_THE TASK_
Locate every line in the records below that contains the word "Power", and copy each one.
--- SUPPLIED INFORMATION ---
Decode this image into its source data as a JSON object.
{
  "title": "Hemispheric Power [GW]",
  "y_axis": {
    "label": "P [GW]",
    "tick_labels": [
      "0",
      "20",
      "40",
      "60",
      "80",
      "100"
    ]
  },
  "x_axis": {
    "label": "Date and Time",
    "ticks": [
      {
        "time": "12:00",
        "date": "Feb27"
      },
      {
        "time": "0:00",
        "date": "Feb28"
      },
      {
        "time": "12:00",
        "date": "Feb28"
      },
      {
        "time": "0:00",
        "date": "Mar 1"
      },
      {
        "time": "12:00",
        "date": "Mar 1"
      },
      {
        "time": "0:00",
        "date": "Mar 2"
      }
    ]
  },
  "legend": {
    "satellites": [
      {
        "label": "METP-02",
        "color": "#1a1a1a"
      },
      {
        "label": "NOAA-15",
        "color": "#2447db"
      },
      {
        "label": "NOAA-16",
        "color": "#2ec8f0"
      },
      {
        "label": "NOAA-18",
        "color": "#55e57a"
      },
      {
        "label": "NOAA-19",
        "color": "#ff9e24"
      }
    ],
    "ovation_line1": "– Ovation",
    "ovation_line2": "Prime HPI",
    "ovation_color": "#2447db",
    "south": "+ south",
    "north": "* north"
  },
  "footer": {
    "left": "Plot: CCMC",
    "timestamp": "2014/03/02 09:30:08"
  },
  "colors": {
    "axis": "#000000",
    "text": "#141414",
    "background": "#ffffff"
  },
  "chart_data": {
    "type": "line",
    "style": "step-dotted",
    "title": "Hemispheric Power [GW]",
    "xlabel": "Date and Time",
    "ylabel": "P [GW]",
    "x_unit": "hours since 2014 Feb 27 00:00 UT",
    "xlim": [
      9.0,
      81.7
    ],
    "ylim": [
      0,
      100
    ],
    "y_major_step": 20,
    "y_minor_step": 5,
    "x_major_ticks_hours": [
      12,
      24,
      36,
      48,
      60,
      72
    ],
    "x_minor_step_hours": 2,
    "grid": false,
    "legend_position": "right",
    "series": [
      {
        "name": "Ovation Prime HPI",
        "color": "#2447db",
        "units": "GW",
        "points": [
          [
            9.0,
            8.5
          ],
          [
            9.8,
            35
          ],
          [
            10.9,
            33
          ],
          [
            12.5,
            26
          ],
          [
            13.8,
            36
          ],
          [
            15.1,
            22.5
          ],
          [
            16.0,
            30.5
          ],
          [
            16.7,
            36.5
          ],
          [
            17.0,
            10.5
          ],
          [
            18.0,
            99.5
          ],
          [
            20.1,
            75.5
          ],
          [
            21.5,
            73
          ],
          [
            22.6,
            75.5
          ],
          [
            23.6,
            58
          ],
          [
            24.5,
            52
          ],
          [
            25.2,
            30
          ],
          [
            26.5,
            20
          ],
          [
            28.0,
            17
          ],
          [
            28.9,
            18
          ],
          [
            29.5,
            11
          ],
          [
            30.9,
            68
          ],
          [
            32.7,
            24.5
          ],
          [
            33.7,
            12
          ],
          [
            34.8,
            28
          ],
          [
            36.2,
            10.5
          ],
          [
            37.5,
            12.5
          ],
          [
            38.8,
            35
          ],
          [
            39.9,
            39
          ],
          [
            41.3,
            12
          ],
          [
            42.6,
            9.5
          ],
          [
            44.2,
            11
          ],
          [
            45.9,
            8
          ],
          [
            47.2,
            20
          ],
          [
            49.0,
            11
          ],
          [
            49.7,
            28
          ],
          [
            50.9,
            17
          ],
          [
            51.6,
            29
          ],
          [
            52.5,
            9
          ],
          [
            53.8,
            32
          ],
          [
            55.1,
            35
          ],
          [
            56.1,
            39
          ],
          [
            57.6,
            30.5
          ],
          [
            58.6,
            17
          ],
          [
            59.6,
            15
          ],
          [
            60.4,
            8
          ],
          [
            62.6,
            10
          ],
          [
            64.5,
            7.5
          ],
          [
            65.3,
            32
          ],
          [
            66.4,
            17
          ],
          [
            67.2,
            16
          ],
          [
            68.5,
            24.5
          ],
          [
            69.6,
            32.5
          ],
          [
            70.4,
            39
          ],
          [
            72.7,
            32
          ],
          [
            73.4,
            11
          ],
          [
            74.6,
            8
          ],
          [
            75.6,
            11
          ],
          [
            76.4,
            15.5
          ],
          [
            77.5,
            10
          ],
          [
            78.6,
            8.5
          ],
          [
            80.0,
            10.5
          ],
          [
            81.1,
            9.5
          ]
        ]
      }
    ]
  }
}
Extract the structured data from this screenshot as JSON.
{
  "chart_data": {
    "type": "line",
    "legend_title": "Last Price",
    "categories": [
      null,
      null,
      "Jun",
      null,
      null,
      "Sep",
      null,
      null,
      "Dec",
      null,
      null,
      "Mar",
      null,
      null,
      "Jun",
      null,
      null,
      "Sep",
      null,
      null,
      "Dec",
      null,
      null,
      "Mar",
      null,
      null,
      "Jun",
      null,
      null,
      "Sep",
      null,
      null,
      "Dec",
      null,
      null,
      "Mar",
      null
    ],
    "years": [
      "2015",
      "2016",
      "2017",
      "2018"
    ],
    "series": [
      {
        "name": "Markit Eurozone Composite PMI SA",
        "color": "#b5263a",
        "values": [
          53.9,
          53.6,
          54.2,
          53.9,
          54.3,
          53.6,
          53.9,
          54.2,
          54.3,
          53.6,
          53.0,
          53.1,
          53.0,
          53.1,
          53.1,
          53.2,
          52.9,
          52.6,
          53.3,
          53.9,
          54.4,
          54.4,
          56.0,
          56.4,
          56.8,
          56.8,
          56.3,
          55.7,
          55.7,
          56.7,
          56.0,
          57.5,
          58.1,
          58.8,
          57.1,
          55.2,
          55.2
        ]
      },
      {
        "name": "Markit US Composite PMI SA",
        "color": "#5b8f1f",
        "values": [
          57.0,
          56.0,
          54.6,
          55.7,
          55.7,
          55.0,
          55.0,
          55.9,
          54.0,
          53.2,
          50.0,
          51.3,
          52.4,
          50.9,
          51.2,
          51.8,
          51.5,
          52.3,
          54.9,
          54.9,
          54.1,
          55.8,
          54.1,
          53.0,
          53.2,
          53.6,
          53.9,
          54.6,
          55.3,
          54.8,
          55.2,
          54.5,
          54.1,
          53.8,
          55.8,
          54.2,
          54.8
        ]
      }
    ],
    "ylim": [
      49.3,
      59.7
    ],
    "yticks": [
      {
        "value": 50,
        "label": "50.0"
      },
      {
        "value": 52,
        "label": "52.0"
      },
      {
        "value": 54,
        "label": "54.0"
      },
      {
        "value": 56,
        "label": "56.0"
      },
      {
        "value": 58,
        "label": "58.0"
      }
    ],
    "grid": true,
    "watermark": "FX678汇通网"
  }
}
---
_ANSWER BELOW_
  "title": "Hemispheric Power [GW]",
    "title": "Hemispheric Power [GW]",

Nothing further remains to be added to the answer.